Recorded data

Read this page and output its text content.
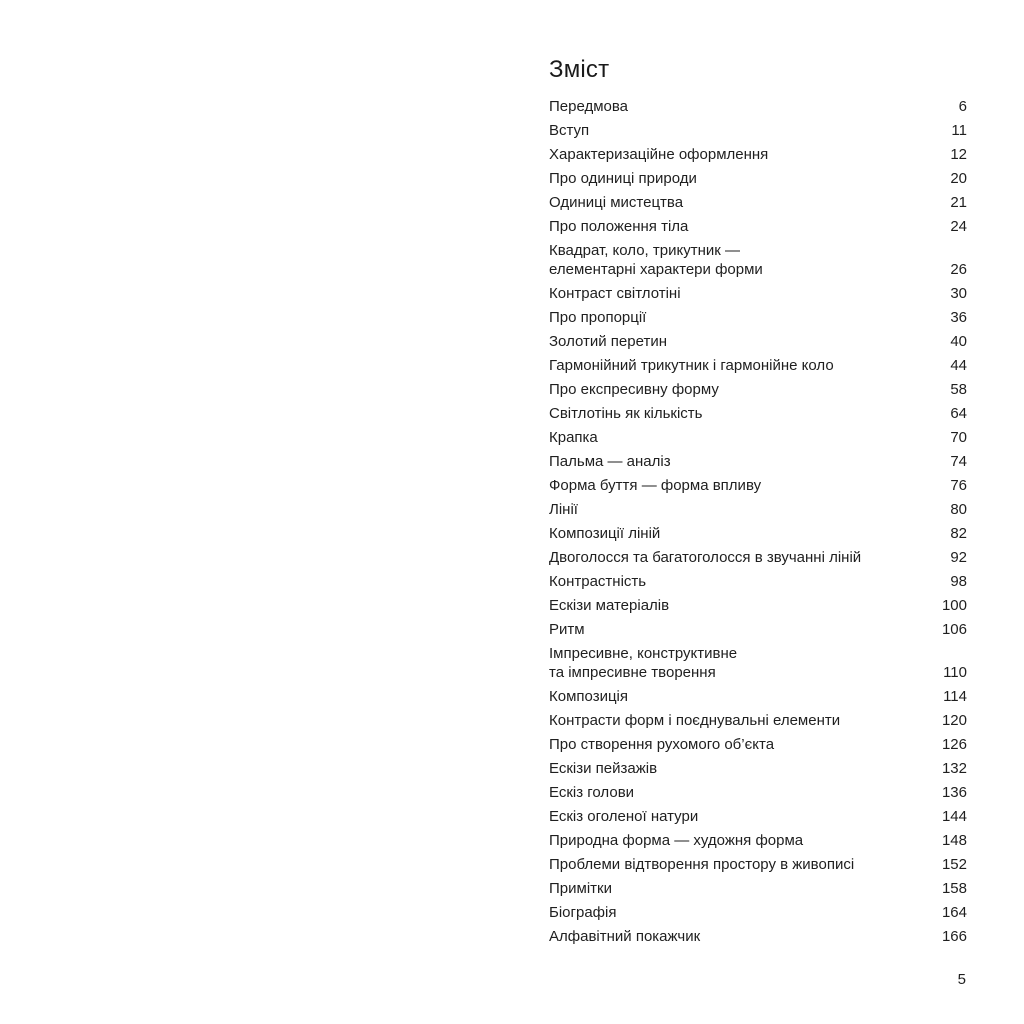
Зміст
Передмова	6
Вступ	11
Характеризаційне оформлення	12
Про одиниці природи	20
Одиниці мистецтва	21
Про положення тіла	24
Квадрат, коло, трикутник —
елементарні характери форми	26
Контраст світлотіні	30
Про пропорції	36
Золотий перетин	40
Гармонійний трикутник і гармонійне коло	44
Про експресивну форму	58
Світлотінь як кількість	64
Крапка	70
Пальма — аналіз	74
Форма буття — форма впливу	76
Лінії	80
Композиції ліній	82
Двоголосся та багатоголосся в звучанні ліній	92
Контрастність	98
Ескізи матеріалів	100
Ритм	106
Імпресивне, конструктивне
та імпресивне творення	110
Композиція	114
Контрасти форм і поєднувальні елементи	120
Про створення рухомого об’єкта	126
Ескізи пейзажів	132
Ескіз голови	136
Ескіз оголеної натури	144
Природна форма — художня форма	148
Проблеми відтворення простору в живописі	152
Примітки	158
Біографія	164
Алфавітний покажчик	166
5
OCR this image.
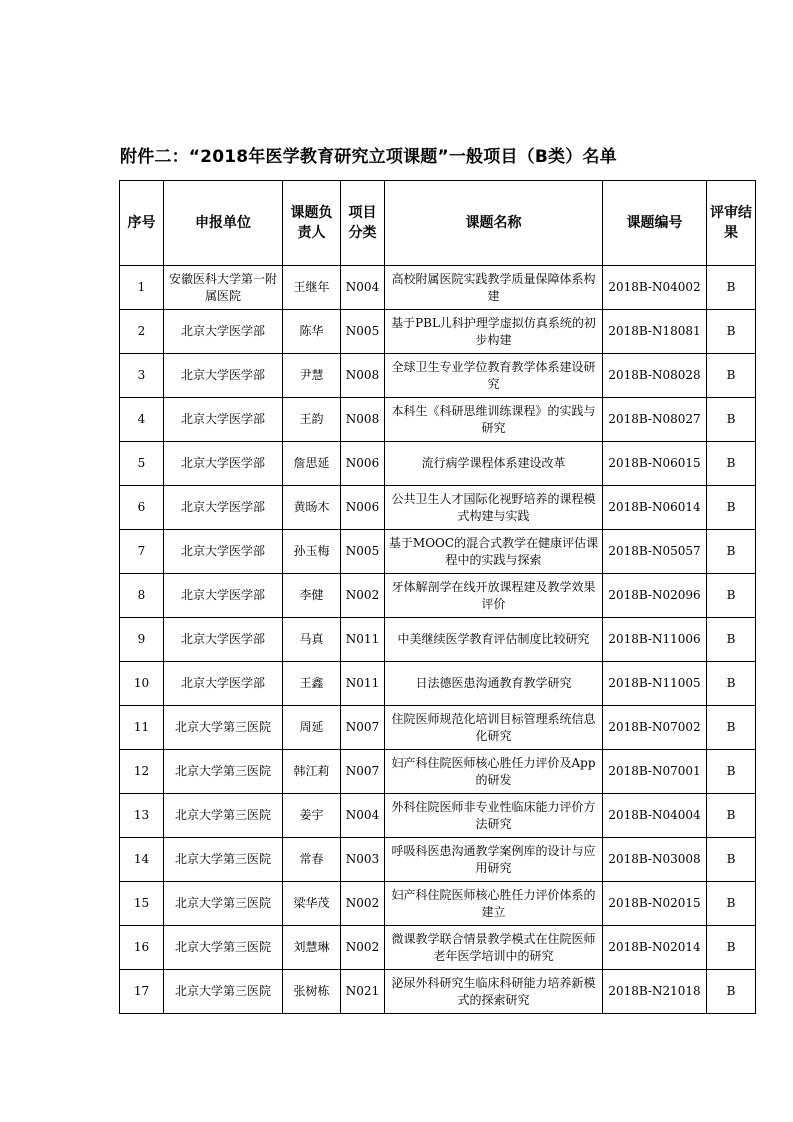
附件二：“2018年医学教育研究立项课题”一般项目（B类）名单
序号	申报单位	课题负责人	项目分类	课题名称	课题编号	评审结果
1	安徽医科大学第一附属医院	王继年	N004	高校附属医院实践教学质量保障体系构建	2018B-N04002	B
2	北京大学医学部	陈华	N005	基于PBL儿科护理学虚拟仿真系统的初步构建	2018B-N18081	B
3	北京大学医学部	尹慧	N008	全球卫生专业学位教育教学体系建设研究	2018B-N08028	B
4	北京大学医学部	王韵	N008	本科生《科研思维训练课程》的实践与研究	2018B-N08027	B
5	北京大学医学部	詹思延	N006	流行病学课程体系建设改革	2018B-N06015	B
6	北京大学医学部	黄旸木	N006	公共卫生人才国际化视野培养的课程模式构建与实践	2018B-N06014	B
7	北京大学医学部	孙玉梅	N005	基于MOOC的混合式教学在健康评估课程中的实践与探索	2018B-N05057	B
8	北京大学医学部	李健	N002	牙体解剖学在线开放课程建及教学效果评价	2018B-N02096	B
9	北京大学医学部	马真	N011	中美继续医学教育评估制度比较研究	2018B-N11006	B
10	北京大学医学部	王鑫	N011	日法德医患沟通教育教学研究	2018B-N11005	B
11	北京大学第三医院	周延	N007	住院医师规范化培训目标管理系统信息化研究	2018B-N07002	B
12	北京大学第三医院	韩江莉	N007	妇产科住院医师核心胜任力评价及App的研发	2018B-N07001	B
13	北京大学第三医院	姜宇	N004	外科住院医师非专业性临床能力评价方法研究	2018B-N04004	B
14	北京大学第三医院	常春	N003	呼吸科医患沟通教学案例库的设计与应用研究	2018B-N03008	B
15	北京大学第三医院	梁华茂	N002	妇产科住院医师核心胜任力评价体系的建立	2018B-N02015	B
16	北京大学第三医院	刘慧琳	N002	微课教学联合情景教学模式在住院医师老年医学培训中的研究	2018B-N02014	B
17	北京大学第三医院	张树栋	N021	泌尿外科研究生临床科研能力培养新模式的探索研究	2018B-N21018	B
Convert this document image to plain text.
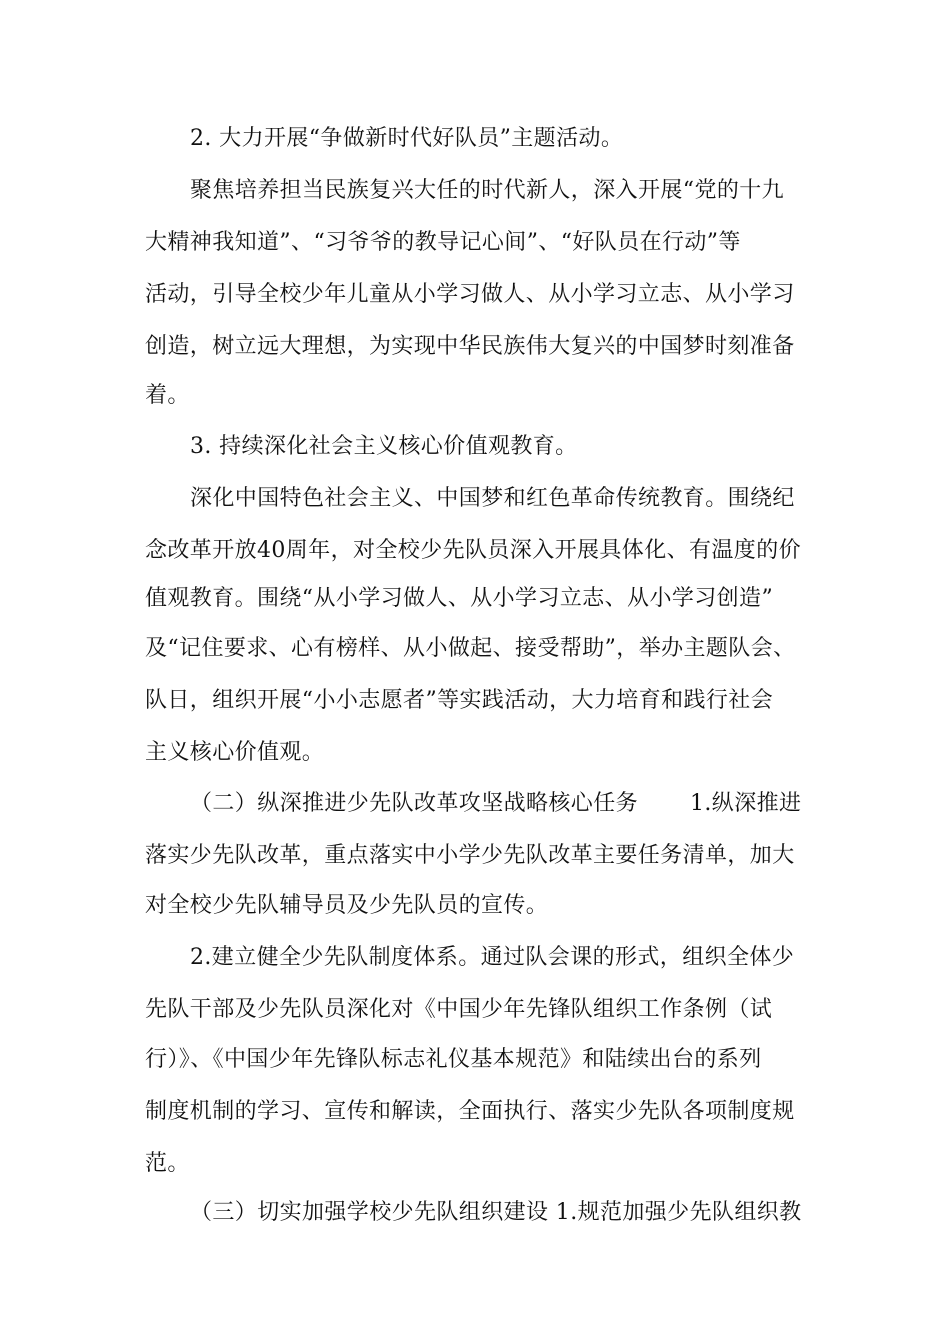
2. 大力开展“争做新时代好队员”主题活动。
聚焦培养担当民族复兴大任的时代新人，深入开展“党的十九
大精神我知道”、“习爷爷的教导记心间”、“好队员在行动”等
活动，引导全校少年儿童从小学习做人、从小学习立志、从小学习
创造，树立远大理想，为实现中华民族伟大复兴的中国梦时刻准备
着。
3. 持续深化社会主义核心价值观教育。
深化中国特色社会主义、中国梦和红色革命传统教育。围绕纪
念改革开放40周年，对全校少先队员深入开展具体化、有温度的价
值观教育。围绕“从小学习做人、从小学习立志、从小学习创造”
及“记住要求、心有榜样、从小做起、接受帮助”，举办主题队会、
队日，组织开展“小小志愿者”等实践活动，大力培育和践行社会
主义核心价值观。
（二）纵深推进少先队改革攻坚战略核心任务 1.纵深推进
落实少先队改革，重点落实中小学少先队改革主要任务清单，加大
对全校少先队辅导员及少先队员的宣传。
2.建立健全少先队制度体系。通过队会课的形式，组织全体少
先队干部及少先队员深化对《中国少年先锋队组织工作条例（试
行）》、《中国少年先锋队标志礼仪基本规范》和陆续出台的系列
制度机制的学习、宣传和解读，全面执行、落实少先队各项制度规
范。
（三）切实加强学校少先队组织建设 1.规范加强少先队组织教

• Objective: Check each line of the entries for the string "北京大学第三医院". Copy the lines that have it.

• Task output:
11	北京大学第三医院	周延	N007	住院医师规范化培训目标管理系统信息化研究	2018B-N07002	B
12	北京大学第三医院	韩江莉	N007	妇产科住院医师核心胜任力评价及App的研发	2018B-N07001	B
13	北京大学第三医院	姜宇	N004	外科住院医师非专业性临床能力评价方法研究	2018B-N04004	B
14	北京大学第三医院	常春	N003	呼吸科医患沟通教学案例库的设计与应用研究	2018B-N03008	B
15	北京大学第三医院	梁华茂	N002	妇产科住院医师核心胜任力评价体系的建立	2018B-N02015	B
16	北京大学第三医院	刘慧琳	N002	微课教学联合情景教学模式在住院医师老年医学培训中的研究	2018B-N02014	B
17	北京大学第三医院	张树栋	N021	泌尿外科研究生临床科研能力培养新模式的探索研究	2018B-N21018	B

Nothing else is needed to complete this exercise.